Data records
┌────────

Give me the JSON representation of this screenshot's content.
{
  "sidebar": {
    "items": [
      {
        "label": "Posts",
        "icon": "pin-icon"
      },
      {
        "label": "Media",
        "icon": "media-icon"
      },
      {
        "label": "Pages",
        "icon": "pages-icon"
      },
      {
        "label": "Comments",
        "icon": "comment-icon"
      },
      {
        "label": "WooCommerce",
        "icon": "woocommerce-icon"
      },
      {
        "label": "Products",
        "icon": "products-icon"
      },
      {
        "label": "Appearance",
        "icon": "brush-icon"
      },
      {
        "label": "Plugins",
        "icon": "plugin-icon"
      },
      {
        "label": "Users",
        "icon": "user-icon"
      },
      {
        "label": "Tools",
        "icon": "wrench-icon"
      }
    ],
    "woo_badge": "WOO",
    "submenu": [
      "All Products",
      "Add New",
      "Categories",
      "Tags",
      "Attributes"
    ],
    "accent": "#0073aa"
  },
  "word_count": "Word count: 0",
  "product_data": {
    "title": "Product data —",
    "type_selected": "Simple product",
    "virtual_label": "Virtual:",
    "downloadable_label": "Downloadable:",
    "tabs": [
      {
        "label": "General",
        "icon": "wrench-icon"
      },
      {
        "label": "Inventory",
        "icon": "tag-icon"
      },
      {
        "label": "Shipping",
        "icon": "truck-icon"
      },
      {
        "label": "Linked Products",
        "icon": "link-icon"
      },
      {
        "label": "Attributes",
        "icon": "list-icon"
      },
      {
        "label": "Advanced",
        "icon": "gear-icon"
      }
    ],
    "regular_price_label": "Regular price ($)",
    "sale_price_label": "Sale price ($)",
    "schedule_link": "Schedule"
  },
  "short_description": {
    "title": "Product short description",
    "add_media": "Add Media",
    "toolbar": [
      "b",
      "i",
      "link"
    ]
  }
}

└────────

### The problem:
Every entry should be printed again exactly as it stands.

### Solution for this task:
Give me the JSON representation of this screenshot's content.
{
  "sidebar": {
    "items": [
      {
        "label": "Posts",
        "icon": "pin-icon"
      },
      {
        "label": "Media",
        "icon": "media-icon"
      },
      {
        "label": "Pages",
        "icon": "pages-icon"
      },
      {
        "label": "Comments",
        "icon": "comment-icon"
      },
      {
        "label": "WooCommerce",
        "icon": "woocommerce-icon"
      },
      {
        "label": "Products",
        "icon": "products-icon"
      },
      {
        "label": "Appearance",
        "icon": "brush-icon"
      },
      {
        "label": "Plugins",
        "icon": "plugin-icon"
      },
      {
        "label": "Users",
        "icon": "user-icon"
      },
      {
        "label": "Tools",
        "icon": "wrench-icon"
      }
    ],
    "woo_badge": "WOO",
    "submenu": [
      "All Products",
      "Add New",
      "Categories",
      "Tags",
      "Attributes"
    ],
    "accent": "#0073aa"
  },
  "word_count": "Word count: 0",
  "product_data": {
    "title": "Product data —",
    "type_selected": "Simple product",
    "virtual_label": "Virtual:",
    "downloadable_label": "Downloadable:",
    "tabs": [
      {
        "label": "General",
        "icon": "wrench-icon"
      },
      {
        "label": "Inventory",
        "icon": "tag-icon"
      },
      {
        "label": "Shipping",
        "icon": "truck-icon"
      },
      {
        "label": "Linked Products",
        "icon": "link-icon"
      },
      {
        "label": "Attributes",
        "icon": "list-icon"
      },
      {
        "label": "Advanced",
        "icon": "gear-icon"
      }
    ],
    "regular_price_label": "Regular price ($)",
    "sale_price_label": "Sale price ($)",
    "schedule_link": "Schedule"
  },
  "short_description": {
    "title": "Product short description",
    "add_media": "Add Media",
    "toolbar": [
      "b",
      "i",
      "link"
    ]
  }
}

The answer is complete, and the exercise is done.